-- start --

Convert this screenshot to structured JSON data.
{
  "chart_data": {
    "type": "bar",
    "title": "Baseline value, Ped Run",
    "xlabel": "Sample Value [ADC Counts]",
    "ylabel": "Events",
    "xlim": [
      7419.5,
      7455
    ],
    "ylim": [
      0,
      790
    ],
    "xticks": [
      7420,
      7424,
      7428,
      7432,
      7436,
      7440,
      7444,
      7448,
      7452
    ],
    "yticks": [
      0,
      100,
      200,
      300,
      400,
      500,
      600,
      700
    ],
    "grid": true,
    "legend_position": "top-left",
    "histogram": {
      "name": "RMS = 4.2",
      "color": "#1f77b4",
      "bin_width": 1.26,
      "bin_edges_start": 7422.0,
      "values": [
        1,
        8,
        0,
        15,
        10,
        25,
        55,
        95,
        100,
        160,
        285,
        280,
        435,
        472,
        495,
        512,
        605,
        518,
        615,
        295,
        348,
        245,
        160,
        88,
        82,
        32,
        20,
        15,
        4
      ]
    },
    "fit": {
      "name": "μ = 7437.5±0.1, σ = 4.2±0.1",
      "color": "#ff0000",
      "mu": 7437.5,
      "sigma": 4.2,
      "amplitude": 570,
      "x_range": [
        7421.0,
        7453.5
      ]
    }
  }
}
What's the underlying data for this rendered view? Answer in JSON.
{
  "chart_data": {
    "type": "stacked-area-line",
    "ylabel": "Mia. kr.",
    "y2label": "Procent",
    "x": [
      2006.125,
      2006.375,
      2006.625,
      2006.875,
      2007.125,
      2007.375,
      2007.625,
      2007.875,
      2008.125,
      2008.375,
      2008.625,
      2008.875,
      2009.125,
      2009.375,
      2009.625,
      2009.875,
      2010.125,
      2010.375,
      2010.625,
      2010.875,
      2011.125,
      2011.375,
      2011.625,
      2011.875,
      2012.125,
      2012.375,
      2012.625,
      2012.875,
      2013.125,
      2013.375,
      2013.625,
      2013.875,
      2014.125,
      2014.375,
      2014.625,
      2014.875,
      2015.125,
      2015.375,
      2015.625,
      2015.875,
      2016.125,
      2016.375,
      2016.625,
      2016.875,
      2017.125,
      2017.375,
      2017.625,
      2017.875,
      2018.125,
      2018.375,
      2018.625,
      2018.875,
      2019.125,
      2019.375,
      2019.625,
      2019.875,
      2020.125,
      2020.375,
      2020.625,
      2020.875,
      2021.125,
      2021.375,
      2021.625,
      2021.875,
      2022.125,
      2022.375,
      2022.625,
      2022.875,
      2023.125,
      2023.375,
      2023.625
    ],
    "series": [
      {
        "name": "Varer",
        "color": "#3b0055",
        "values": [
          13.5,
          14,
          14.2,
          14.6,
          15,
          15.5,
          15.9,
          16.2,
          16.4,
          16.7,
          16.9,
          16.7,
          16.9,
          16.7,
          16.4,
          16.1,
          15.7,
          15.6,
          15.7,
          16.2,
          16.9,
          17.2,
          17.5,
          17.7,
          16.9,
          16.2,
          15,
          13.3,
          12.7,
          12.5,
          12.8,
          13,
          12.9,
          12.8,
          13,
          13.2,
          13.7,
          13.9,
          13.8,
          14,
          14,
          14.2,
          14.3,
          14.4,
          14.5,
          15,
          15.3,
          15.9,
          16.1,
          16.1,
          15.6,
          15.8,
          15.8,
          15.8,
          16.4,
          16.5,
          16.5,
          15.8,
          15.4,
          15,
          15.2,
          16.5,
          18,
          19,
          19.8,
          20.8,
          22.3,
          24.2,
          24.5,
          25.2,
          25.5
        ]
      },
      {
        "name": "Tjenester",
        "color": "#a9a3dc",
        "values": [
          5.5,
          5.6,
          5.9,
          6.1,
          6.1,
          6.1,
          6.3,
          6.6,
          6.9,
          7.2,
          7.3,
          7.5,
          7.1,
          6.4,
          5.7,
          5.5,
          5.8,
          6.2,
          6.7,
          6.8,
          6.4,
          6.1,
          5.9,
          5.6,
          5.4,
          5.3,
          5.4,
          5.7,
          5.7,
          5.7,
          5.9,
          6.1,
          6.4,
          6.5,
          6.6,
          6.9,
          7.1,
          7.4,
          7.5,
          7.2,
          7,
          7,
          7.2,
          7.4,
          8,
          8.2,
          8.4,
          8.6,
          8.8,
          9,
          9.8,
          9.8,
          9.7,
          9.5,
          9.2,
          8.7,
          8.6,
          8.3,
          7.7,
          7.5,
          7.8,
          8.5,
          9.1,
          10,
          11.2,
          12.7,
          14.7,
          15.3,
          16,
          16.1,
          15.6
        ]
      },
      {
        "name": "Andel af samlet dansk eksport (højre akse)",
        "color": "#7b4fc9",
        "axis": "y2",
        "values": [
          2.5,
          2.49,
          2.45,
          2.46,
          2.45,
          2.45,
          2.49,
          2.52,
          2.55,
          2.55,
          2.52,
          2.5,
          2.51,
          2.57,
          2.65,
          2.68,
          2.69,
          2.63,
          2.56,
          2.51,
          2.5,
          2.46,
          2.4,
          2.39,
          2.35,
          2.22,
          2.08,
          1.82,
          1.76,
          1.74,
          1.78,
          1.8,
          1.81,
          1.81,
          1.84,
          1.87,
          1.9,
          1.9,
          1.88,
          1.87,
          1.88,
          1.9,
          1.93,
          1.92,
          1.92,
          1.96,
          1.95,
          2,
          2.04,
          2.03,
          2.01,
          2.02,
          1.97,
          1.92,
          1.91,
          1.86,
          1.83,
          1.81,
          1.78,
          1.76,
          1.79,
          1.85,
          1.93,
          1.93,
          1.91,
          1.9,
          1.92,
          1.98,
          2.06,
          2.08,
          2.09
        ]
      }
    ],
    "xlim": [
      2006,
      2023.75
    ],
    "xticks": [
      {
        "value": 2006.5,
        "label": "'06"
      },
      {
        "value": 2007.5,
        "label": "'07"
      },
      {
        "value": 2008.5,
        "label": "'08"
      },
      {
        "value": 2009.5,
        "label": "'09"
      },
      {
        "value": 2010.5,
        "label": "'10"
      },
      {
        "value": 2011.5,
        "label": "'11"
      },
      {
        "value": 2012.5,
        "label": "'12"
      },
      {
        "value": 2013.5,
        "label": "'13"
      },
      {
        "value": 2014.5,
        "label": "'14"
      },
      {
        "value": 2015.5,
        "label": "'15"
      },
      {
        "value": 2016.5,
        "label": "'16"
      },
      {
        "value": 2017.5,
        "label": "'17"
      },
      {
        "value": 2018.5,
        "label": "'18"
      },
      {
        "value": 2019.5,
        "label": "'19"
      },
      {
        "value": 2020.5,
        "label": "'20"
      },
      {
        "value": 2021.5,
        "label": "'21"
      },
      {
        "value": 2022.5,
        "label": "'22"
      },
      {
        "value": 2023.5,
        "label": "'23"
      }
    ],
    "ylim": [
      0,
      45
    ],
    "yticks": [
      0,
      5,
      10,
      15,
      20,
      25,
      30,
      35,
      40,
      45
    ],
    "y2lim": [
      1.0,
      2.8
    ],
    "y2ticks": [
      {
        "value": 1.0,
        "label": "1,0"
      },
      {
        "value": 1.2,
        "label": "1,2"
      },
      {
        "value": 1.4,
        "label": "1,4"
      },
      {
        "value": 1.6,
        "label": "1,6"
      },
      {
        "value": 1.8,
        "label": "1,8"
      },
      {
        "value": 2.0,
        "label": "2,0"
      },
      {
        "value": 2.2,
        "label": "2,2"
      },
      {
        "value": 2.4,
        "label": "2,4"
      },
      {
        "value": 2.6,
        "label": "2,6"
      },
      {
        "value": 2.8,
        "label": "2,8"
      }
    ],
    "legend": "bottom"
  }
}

-- end --

Give back all the data exactly as written.

> SOLUTION
Convert this screenshot to structured JSON data.
{
  "chart_data": {
    "type": "bar",
    "title": "Baseline value, Ped Run",
    "xlabel": "Sample Value [ADC Counts]",
    "ylabel": "Events",
    "xlim": [
      7419.5,
      7455
    ],
    "ylim": [
      0,
      790
    ],
    "xticks": [
      7420,
      7424,
      7428,
      7432,
      7436,
      7440,
      7444,
      7448,
      7452
    ],
    "yticks": [
      0,
      100,
      200,
      300,
      400,
      500,
      600,
      700
    ],
    "grid": true,
    "legend_position": "top-left",
    "histogram": {
      "name": "RMS = 4.2",
      "color": "#1f77b4",
      "bin_width": 1.26,
      "bin_edges_start": 7422.0,
      "values": [
        1,
        8,
        0,
        15,
        10,
        25,
        55,
        95,
        100,
        160,
        285,
        280,
        435,
        472,
        495,
        512,
        605,
        518,
        615,
        295,
        348,
        245,
        160,
        88,
        82,
        32,
        20,
        15,
        4
      ]
    },
    "fit": {
      "name": "μ = 7437.5±0.1, σ = 4.2±0.1",
      "color": "#ff0000",
      "mu": 7437.5,
      "sigma": 4.2,
      "amplitude": 570,
      "x_range": [
        7421.0,
        7453.5
      ]
    }
  }
}
What's the underlying data for this rendered view? Answer in JSON.
{
  "chart_data": {
    "type": "stacked-area-line",
    "ylabel": "Mia. kr.",
    "y2label": "Procent",
    "x": [
      2006.125,
      2006.375,
      2006.625,
      2006.875,
      2007.125,
      2007.375,
      2007.625,
      2007.875,
      2008.125,
      2008.375,
      2008.625,
      2008.875,
      2009.125,
      2009.375,
      2009.625,
      2009.875,
      2010.125,
      2010.375,
      2010.625,
      2010.875,
      2011.125,
      2011.375,
      2011.625,
      2011.875,
      2012.125,
      2012.375,
      2012.625,
      2012.875,
      2013.125,
      2013.375,
      2013.625,
      2013.875,
      2014.125,
      2014.375,
      2014.625,
      2014.875,
      2015.125,
      2015.375,
      2015.625,
      2015.875,
      2016.125,
      2016.375,
      2016.625,
      2016.875,
      2017.125,
      2017.375,
      2017.625,
      2017.875,
      2018.125,
      2018.375,
      2018.625,
      2018.875,
      2019.125,
      2019.375,
      2019.625,
      2019.875,
      2020.125,
      2020.375,
      2020.625,
      2020.875,
      2021.125,
      2021.375,
      2021.625,
      2021.875,
      2022.125,
      2022.375,
      2022.625,
      2022.875,
      2023.125,
      2023.375,
      2023.625
    ],
    "series": [
      {
        "name": "Varer",
        "color": "#3b0055",
        "values": [
          13.5,
          14,
          14.2,
          14.6,
          15,
          15.5,
          15.9,
          16.2,
          16.4,
          16.7,
          16.9,
          16.7,
          16.9,
          16.7,
          16.4,
          16.1,
          15.7,
          15.6,
          15.7,
          16.2,
          16.9,
          17.2,
          17.5,
          17.7,
          16.9,
          16.2,
          15,
          13.3,
          12.7,
          12.5,
          12.8,
          13,
          12.9,
          12.8,
          13,
          13.2,
          13.7,
          13.9,
          13.8,
          14,
          14,
          14.2,
          14.3,
          14.4,
          14.5,
          15,
          15.3,
          15.9,
          16.1,
          16.1,
          15.6,
          15.8,
          15.8,
          15.8,
          16.4,
          16.5,
          16.5,
          15.8,
          15.4,
          15,
          15.2,
          16.5,
          18,
          19,
          19.8,
          20.8,
          22.3,
          24.2,
          24.5,
          25.2,
          25.5
        ]
      },
      {
        "name": "Tjenester",
        "color": "#a9a3dc",
        "values": [
          5.5,
          5.6,
          5.9,
          6.1,
          6.1,
          6.1,
          6.3,
          6.6,
          6.9,
          7.2,
          7.3,
          7.5,
          7.1,
          6.4,
          5.7,
          5.5,
          5.8,
          6.2,
          6.7,
          6.8,
          6.4,
          6.1,
          5.9,
          5.6,
          5.4,
          5.3,
          5.4,
          5.7,
          5.7,
          5.7,
          5.9,
          6.1,
          6.4,
          6.5,
          6.6,
          6.9,
          7.1,
          7.4,
          7.5,
          7.2,
          7,
          7,
          7.2,
          7.4,
          8,
          8.2,
          8.4,
          8.6,
          8.8,
          9,
          9.8,
          9.8,
          9.7,
          9.5,
          9.2,
          8.7,
          8.6,
          8.3,
          7.7,
          7.5,
          7.8,
          8.5,
          9.1,
          10,
          11.2,
          12.7,
          14.7,
          15.3,
          16,
          16.1,
          15.6
        ]
      },
      {
        "name": "Andel af samlet dansk eksport (højre akse)",
        "color": "#7b4fc9",
        "axis": "y2",
        "values": [
          2.5,
          2.49,
          2.45,
          2.46,
          2.45,
          2.45,
          2.49,
          2.52,
          2.55,
          2.55,
          2.52,
          2.5,
          2.51,
          2.57,
          2.65,
          2.68,
          2.69,
          2.63,
          2.56,
          2.51,
          2.5,
          2.46,
          2.4,
          2.39,
          2.35,
          2.22,
          2.08,
          1.82,
          1.76,
          1.74,
          1.78,
          1.8,
          1.81,
          1.81,
          1.84,
          1.87,
          1.9,
          1.9,
          1.88,
          1.87,
          1.88,
          1.9,
          1.93,
          1.92,
          1.92,
          1.96,
          1.95,
          2,
          2.04,
          2.03,
          2.01,
          2.02,
          1.97,
          1.92,
          1.91,
          1.86,
          1.83,
          1.81,
          1.78,
          1.76,
          1.79,
          1.85,
          1.93,
          1.93,
          1.91,
          1.9,
          1.92,
          1.98,
          2.06,
          2.08,
          2.09
        ]
      }
    ],
    "xlim": [
      2006,
      2023.75
    ],
    "xticks": [
      {
        "value": 2006.5,
        "label": "'06"
      },
      {
        "value": 2007.5,
        "label": "'07"
      },
      {
        "value": 2008.5,
        "label": "'08"
      },
      {
        "value": 2009.5,
        "label": "'09"
      },
      {
        "value": 2010.5,
        "label": "'10"
      },
      {
        "value": 2011.5,
        "label": "'11"
      },
      {
        "value": 2012.5,
        "label": "'12"
      },
      {
        "value": 2013.5,
        "label": "'13"
      },
      {
        "value": 2014.5,
        "label": "'14"
      },
      {
        "value": 2015.5,
        "label": "'15"
      },
      {
        "value": 2016.5,
        "label": "'16"
      },
      {
        "value": 2017.5,
        "label": "'17"
      },
      {
        "value": 2018.5,
        "label": "'18"
      },
      {
        "value": 2019.5,
        "label": "'19"
      },
      {
        "value": 2020.5,
        "label": "'20"
      },
      {
        "value": 2021.5,
        "label": "'21"
      },
      {
        "value": 2022.5,
        "label": "'22"
      },
      {
        "value": 2023.5,
        "label": "'23"
      }
    ],
    "ylim": [
      0,
      45
    ],
    "yticks": [
      0,
      5,
      10,
      15,
      20,
      25,
      30,
      35,
      40,
      45
    ],
    "y2lim": [
      1.0,
      2.8
    ],
    "y2ticks": [
      {
        "value": 1.0,
        "label": "1,0"
      },
      {
        "value": 1.2,
        "label": "1,2"
      },
      {
        "value": 1.4,
        "label": "1,4"
      },
      {
        "value": 1.6,
        "label": "1,6"
      },
      {
        "value": 1.8,
        "label": "1,8"
      },
      {
        "value": 2.0,
        "label": "2,0"
      },
      {
        "value": 2.2,
        "label": "2,2"
      },
      {
        "value": 2.4,
        "label": "2,4"
      },
      {
        "value": 2.6,
        "label": "2,6"
      },
      {
        "value": 2.8,
        "label": "2,8"
      }
    ],
    "legend": "bottom"
  }
}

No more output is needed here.